▶ [Set exercise]:
Where the data below has the string "icon", return the whole line.

:::

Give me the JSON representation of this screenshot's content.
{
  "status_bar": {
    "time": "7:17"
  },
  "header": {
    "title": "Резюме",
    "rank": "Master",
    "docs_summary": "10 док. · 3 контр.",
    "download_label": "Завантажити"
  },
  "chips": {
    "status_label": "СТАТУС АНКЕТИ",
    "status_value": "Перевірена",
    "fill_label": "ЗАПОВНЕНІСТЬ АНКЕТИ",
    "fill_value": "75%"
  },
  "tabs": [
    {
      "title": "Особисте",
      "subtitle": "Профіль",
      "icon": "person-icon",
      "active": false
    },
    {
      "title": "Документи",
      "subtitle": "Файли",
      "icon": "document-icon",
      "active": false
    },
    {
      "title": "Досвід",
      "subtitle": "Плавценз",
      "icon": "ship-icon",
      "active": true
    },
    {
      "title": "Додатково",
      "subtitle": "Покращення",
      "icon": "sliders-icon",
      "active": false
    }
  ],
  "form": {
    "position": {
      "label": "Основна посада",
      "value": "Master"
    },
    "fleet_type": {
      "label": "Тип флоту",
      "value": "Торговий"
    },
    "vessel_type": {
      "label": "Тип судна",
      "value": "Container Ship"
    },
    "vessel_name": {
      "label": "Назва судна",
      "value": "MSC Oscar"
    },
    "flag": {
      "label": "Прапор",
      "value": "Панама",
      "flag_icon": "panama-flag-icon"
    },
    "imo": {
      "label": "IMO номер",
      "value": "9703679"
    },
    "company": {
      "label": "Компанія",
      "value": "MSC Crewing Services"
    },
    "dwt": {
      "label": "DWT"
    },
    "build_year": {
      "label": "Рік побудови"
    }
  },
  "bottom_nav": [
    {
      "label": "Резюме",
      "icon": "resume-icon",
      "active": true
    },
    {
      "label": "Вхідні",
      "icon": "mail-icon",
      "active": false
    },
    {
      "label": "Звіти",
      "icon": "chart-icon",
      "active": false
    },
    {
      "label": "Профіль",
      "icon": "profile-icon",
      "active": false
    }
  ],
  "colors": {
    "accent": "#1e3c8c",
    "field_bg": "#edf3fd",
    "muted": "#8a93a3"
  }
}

:::

▶ [Exercise result]:
      "icon": "person-icon",
      "icon": "document-icon",
      "icon": "ship-icon",
      "icon": "sliders-icon",
      "flag_icon": "panama-flag-icon"
      "icon": "resume-icon",
      "icon": "mail-icon",
      "icon": "chart-icon",
      "icon": "profile-icon",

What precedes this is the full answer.